Task objective: Scan the material below for the string "from", and copy every line where it shows up.

** Begin Data records **

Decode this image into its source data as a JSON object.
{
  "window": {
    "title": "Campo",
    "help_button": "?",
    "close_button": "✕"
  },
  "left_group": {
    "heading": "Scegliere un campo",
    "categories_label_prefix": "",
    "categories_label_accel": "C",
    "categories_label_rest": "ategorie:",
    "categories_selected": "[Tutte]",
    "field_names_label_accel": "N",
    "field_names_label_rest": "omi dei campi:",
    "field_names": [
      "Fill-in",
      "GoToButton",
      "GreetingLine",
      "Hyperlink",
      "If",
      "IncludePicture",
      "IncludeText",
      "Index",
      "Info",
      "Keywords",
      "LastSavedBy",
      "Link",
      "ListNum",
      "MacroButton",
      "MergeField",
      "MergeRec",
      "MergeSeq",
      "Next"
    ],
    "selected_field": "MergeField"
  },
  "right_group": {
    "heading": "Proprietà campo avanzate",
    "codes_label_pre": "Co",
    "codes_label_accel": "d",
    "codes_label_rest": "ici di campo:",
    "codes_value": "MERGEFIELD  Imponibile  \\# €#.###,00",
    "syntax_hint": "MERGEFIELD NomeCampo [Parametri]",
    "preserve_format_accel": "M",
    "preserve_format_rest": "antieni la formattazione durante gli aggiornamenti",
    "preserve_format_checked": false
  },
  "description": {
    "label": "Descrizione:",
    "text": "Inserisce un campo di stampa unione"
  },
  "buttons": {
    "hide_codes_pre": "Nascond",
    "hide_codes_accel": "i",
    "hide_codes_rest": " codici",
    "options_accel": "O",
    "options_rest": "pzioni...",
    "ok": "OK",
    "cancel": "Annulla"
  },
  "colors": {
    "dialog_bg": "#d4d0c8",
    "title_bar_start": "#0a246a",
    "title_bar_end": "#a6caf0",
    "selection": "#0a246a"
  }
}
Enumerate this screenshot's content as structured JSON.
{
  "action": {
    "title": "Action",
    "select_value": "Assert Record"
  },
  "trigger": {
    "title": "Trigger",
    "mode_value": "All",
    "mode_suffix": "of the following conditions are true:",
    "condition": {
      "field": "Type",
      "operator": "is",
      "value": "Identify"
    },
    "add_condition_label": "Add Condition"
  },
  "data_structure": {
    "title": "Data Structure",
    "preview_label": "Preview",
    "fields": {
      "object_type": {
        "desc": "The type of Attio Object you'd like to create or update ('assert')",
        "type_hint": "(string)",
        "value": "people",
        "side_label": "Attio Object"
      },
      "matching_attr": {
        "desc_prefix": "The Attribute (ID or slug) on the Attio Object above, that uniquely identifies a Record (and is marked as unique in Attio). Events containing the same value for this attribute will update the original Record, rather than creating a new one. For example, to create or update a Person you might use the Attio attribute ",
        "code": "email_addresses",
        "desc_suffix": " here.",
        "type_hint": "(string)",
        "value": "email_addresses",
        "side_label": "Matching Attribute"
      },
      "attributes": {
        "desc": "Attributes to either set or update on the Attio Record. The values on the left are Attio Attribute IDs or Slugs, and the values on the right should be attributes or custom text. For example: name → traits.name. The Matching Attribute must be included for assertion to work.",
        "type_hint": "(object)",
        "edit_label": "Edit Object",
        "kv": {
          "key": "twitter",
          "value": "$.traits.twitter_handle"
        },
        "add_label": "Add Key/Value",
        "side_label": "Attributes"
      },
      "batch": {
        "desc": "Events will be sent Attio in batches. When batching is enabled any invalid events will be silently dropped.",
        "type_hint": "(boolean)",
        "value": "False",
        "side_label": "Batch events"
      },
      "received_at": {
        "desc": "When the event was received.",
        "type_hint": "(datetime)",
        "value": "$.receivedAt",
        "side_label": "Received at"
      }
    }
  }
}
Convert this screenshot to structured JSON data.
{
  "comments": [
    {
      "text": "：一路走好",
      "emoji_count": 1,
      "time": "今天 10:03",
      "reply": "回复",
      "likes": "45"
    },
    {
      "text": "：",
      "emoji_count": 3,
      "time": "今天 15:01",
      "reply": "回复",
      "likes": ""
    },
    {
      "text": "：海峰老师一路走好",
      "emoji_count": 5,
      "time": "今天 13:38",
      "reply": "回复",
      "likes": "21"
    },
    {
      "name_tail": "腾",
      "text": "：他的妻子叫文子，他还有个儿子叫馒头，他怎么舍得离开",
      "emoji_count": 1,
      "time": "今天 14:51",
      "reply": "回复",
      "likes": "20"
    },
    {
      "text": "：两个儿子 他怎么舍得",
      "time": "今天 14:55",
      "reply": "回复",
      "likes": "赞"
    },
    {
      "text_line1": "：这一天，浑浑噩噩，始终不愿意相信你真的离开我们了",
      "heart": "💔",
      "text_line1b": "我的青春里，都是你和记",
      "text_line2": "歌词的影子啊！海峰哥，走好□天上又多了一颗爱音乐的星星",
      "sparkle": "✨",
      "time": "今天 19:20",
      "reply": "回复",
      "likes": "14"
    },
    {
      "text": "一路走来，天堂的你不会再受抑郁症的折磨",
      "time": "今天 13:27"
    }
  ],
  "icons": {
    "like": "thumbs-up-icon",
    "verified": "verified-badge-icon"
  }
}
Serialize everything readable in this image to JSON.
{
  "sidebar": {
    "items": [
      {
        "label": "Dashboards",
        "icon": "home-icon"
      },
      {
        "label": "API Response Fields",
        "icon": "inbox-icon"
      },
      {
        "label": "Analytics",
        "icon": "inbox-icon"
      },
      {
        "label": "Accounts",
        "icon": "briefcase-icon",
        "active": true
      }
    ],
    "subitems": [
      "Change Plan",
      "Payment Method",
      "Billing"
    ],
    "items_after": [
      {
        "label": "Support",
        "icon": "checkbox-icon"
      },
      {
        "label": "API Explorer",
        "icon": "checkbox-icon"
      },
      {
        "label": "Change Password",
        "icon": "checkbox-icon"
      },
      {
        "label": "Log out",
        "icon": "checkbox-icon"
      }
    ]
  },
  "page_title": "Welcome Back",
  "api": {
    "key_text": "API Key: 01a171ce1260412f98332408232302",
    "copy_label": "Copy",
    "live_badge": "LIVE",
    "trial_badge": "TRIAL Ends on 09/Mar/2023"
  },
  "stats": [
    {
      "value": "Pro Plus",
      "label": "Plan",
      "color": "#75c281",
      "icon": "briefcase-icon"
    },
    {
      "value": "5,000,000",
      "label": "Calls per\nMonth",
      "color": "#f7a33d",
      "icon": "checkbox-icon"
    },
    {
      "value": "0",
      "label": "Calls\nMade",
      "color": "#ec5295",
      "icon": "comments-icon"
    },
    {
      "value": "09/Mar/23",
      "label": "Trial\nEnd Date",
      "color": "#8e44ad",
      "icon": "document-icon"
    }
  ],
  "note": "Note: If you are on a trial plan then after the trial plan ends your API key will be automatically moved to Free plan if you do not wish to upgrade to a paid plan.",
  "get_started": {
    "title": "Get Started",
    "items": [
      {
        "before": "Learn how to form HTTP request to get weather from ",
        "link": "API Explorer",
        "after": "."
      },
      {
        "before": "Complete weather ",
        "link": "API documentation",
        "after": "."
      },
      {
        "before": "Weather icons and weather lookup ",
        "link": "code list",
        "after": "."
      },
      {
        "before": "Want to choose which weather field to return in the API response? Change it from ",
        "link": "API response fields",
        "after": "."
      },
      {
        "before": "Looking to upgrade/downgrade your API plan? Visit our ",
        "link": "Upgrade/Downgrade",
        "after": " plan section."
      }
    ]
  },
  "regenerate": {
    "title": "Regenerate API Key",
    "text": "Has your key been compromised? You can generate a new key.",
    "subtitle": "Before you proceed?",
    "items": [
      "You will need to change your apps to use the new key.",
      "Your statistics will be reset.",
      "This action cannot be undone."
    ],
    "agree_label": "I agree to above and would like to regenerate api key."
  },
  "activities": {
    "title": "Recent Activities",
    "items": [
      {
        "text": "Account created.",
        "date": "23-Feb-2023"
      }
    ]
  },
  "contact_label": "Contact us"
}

** End Data records **

Finished task:
        "before": "Learn how to form HTTP request to get weather from ",
        "before": "Want to choose which weather field to return in the API response? Change it from ",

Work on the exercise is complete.